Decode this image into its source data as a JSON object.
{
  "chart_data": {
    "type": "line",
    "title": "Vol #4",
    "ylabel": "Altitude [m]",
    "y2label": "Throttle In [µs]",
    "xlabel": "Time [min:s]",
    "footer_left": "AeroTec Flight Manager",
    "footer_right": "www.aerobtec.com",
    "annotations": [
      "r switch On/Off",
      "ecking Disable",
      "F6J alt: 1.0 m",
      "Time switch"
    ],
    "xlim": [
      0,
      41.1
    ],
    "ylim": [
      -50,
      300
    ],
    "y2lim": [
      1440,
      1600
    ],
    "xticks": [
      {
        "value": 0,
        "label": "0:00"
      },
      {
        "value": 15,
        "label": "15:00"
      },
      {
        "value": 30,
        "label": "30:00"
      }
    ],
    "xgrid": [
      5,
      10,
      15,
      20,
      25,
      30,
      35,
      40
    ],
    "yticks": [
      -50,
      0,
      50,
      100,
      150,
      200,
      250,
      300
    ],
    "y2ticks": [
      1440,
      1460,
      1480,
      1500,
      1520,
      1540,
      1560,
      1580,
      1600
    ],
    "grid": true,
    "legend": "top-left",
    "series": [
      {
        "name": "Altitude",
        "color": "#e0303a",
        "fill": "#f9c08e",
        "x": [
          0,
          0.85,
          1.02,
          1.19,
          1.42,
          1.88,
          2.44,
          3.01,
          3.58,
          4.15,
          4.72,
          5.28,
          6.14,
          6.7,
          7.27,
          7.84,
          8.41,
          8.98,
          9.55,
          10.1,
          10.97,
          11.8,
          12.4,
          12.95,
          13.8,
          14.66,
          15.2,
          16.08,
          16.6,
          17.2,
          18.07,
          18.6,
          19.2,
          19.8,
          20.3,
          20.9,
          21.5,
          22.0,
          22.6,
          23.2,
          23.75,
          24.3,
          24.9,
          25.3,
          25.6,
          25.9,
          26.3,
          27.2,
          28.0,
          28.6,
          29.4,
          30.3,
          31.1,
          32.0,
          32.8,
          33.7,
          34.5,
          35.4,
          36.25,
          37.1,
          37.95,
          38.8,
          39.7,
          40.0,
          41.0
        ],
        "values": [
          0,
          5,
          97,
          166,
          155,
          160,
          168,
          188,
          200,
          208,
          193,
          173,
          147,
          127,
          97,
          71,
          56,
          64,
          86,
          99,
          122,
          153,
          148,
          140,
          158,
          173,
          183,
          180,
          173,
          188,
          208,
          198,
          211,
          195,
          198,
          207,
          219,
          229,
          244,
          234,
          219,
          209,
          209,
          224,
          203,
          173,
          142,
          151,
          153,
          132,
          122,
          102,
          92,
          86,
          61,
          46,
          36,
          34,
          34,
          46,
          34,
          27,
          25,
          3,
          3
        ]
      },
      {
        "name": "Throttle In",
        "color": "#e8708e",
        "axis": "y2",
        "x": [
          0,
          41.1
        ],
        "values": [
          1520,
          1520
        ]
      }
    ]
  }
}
════════════════════
- **Instruction**: Extract each line from the listing above, please, and repeat it exactly.

- **Expected output**:
Decode this image into its source data as a JSON object.
{
  "chart_data": {
    "type": "line",
    "title": "Vol #4",
    "ylabel": "Altitude [m]",
    "y2label": "Throttle In [µs]",
    "xlabel": "Time [min:s]",
    "footer_left": "AeroTec Flight Manager",
    "footer_right": "www.aerobtec.com",
    "annotations": [
      "r switch On/Off",
      "ecking Disable",
      "F6J alt: 1.0 m",
      "Time switch"
    ],
    "xlim": [
      0,
      41.1
    ],
    "ylim": [
      -50,
      300
    ],
    "y2lim": [
      1440,
      1600
    ],
    "xticks": [
      {
        "value": 0,
        "label": "0:00"
      },
      {
        "value": 15,
        "label": "15:00"
      },
      {
        "value": 30,
        "label": "30:00"
      }
    ],
    "xgrid": [
      5,
      10,
      15,
      20,
      25,
      30,
      35,
      40
    ],
    "yticks": [
      -50,
      0,
      50,
      100,
      150,
      200,
      250,
      300
    ],
    "y2ticks": [
      1440,
      1460,
      1480,
      1500,
      1520,
      1540,
      1560,
      1580,
      1600
    ],
    "grid": true,
    "legend": "top-left",
    "series": [
      {
        "name": "Altitude",
        "color": "#e0303a",
        "fill": "#f9c08e",
        "x": [
          0,
          0.85,
          1.02,
          1.19,
          1.42,
          1.88,
          2.44,
          3.01,
          3.58,
          4.15,
          4.72,
          5.28,
          6.14,
          6.7,
          7.27,
          7.84,
          8.41,
          8.98,
          9.55,
          10.1,
          10.97,
          11.8,
          12.4,
          12.95,
          13.8,
          14.66,
          15.2,
          16.08,
          16.6,
          17.2,
          18.07,
          18.6,
          19.2,
          19.8,
          20.3,
          20.9,
          21.5,
          22.0,
          22.6,
          23.2,
          23.75,
          24.3,
          24.9,
          25.3,
          25.6,
          25.9,
          26.3,
          27.2,
          28.0,
          28.6,
          29.4,
          30.3,
          31.1,
          32.0,
          32.8,
          33.7,
          34.5,
          35.4,
          36.25,
          37.1,
          37.95,
          38.8,
          39.7,
          40.0,
          41.0
        ],
        "values": [
          0,
          5,
          97,
          166,
          155,
          160,
          168,
          188,
          200,
          208,
          193,
          173,
          147,
          127,
          97,
          71,
          56,
          64,
          86,
          99,
          122,
          153,
          148,
          140,
          158,
          173,
          183,
          180,
          173,
          188,
          208,
          198,
          211,
          195,
          198,
          207,
          219,
          229,
          244,
          234,
          219,
          209,
          209,
          224,
          203,
          173,
          142,
          151,
          153,
          132,
          122,
          102,
          92,
          86,
          61,
          46,
          36,
          34,
          34,
          46,
          34,
          27,
          25,
          3,
          3
        ]
      },
      {
        "name": "Throttle In",
        "color": "#e8708e",
        "axis": "y2",
        "x": [
          0,
          41.1
        ],
        "values": [
          1520,
          1520
        ]
      }
    ]
  }
}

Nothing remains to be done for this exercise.